Required work: Leave out any picture and return the remaining listing below exactly as given.

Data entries
┌──
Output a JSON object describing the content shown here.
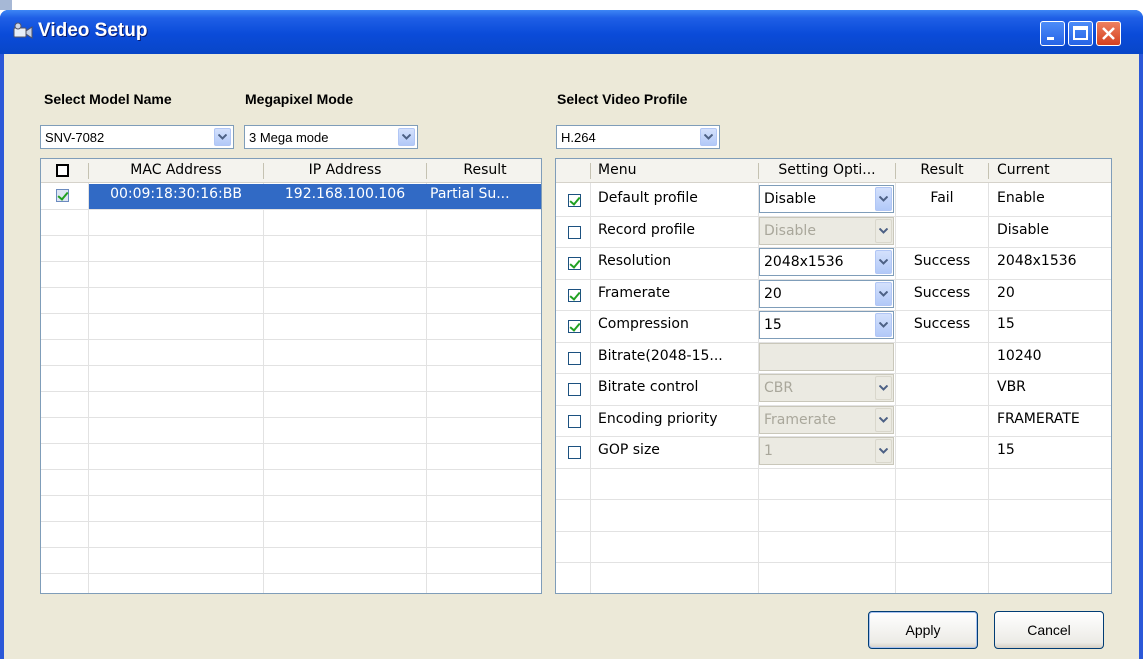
{
  "window": {
    "title": "Video Setup",
    "icon": "video-camera-icon"
  },
  "left": {
    "model_label": "Select Model Name",
    "model_value": "SNV-7082",
    "mega_label": "Megapixel Mode",
    "mega_value": "3 Mega mode",
    "columns": [
      "MAC Address",
      "IP Address",
      "Result"
    ],
    "rows": [
      {
        "checked": true,
        "mac": "00:09:18:30:16:BB",
        "ip": "192.168.100.106",
        "result": "Partial Su..."
      }
    ]
  },
  "right": {
    "profile_label": "Select Video Profile",
    "profile_value": "H.264",
    "columns": [
      "Menu",
      "Setting Opti...",
      "Result",
      "Current"
    ],
    "rows": [
      {
        "checked": true,
        "menu": "Default profile",
        "setting": "Disable",
        "enabled": true,
        "result": "Fail",
        "current": "Enable"
      },
      {
        "checked": false,
        "menu": "Record profile",
        "setting": "Disable",
        "enabled": false,
        "result": "",
        "current": "Disable"
      },
      {
        "checked": true,
        "menu": "Resolution",
        "setting": "2048x1536",
        "enabled": true,
        "result": "Success",
        "current": "2048x1536"
      },
      {
        "checked": true,
        "menu": "Framerate",
        "setting": "20",
        "enabled": true,
        "result": "Success",
        "current": "20"
      },
      {
        "checked": true,
        "menu": "Compression",
        "setting": "15",
        "enabled": true,
        "result": "Success",
        "current": "15"
      },
      {
        "checked": false,
        "menu": "Bitrate(2048-15...",
        "setting": "",
        "enabled": false,
        "result": "",
        "current": "10240",
        "no_arrow": true
      },
      {
        "checked": false,
        "menu": "Bitrate control",
        "setting": "CBR",
        "enabled": false,
        "result": "",
        "current": "VBR"
      },
      {
        "checked": false,
        "menu": "Encoding priority",
        "setting": "Framerate",
        "enabled": false,
        "result": "",
        "current": "FRAMERATE"
      },
      {
        "checked": false,
        "menu": "GOP size",
        "setting": "1",
        "enabled": false,
        "result": "",
        "current": "15"
      }
    ]
  },
  "buttons": {
    "apply": "Apply",
    "cancel": "Cancel"
  },
  "colors": {
    "titlebar": "#0a4bd9",
    "selection": "#316ac5",
    "dialog_bg": "#ece9d8"
  }
}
└──
Solution to this problem:
Output a JSON object describing the content shown here.
{
  "window": {
    "title": "Video Setup",
    "icon": "video-camera-icon"
  },
  "left": {
    "model_label": "Select Model Name",
    "model_value": "SNV-7082",
    "mega_label": "Megapixel Mode",
    "mega_value": "3 Mega mode",
    "columns": [
      "MAC Address",
      "IP Address",
      "Result"
    ],
    "rows": [
      {
        "checked": true,
        "mac": "00:09:18:30:16:BB",
        "ip": "192.168.100.106",
        "result": "Partial Su..."
      }
    ]
  },
  "right": {
    "profile_label": "Select Video Profile",
    "profile_value": "H.264",
    "columns": [
      "Menu",
      "Setting Opti...",
      "Result",
      "Current"
    ],
    "rows": [
      {
        "checked": true,
        "menu": "Default profile",
        "setting": "Disable",
        "enabled": true,
        "result": "Fail",
        "current": "Enable"
      },
      {
        "checked": false,
        "menu": "Record profile",
        "setting": "Disable",
        "enabled": false,
        "result": "",
        "current": "Disable"
      },
      {
        "checked": true,
        "menu": "Resolution",
        "setting": "2048x1536",
        "enabled": true,
        "result": "Success",
        "current": "2048x1536"
      },
      {
        "checked": true,
        "menu": "Framerate",
        "setting": "20",
        "enabled": true,
        "result": "Success",
        "current": "20"
      },
      {
        "checked": true,
        "menu": "Compression",
        "setting": "15",
        "enabled": true,
        "result": "Success",
        "current": "15"
      },
      {
        "checked": false,
        "menu": "Bitrate(2048-15...",
        "setting": "",
        "enabled": false,
        "result": "",
        "current": "10240",
        "no_arrow": true
      },
      {
        "checked": false,
        "menu": "Bitrate control",
        "setting": "CBR",
        "enabled": false,
        "result": "",
        "current": "VBR"
      },
      {
        "checked": false,
        "menu": "Encoding priority",
        "setting": "Framerate",
        "enabled": false,
        "result": "",
        "current": "FRAMERATE"
      },
      {
        "checked": false,
        "menu": "GOP size",
        "setting": "1",
        "enabled": false,
        "result": "",
        "current": "15"
      }
    ]
  },
  "buttons": {
    "apply": "Apply",
    "cancel": "Cancel"
  },
  "colors": {
    "titlebar": "#0a4bd9",
    "selection": "#316ac5",
    "dialog_bg": "#ece9d8"
  }
}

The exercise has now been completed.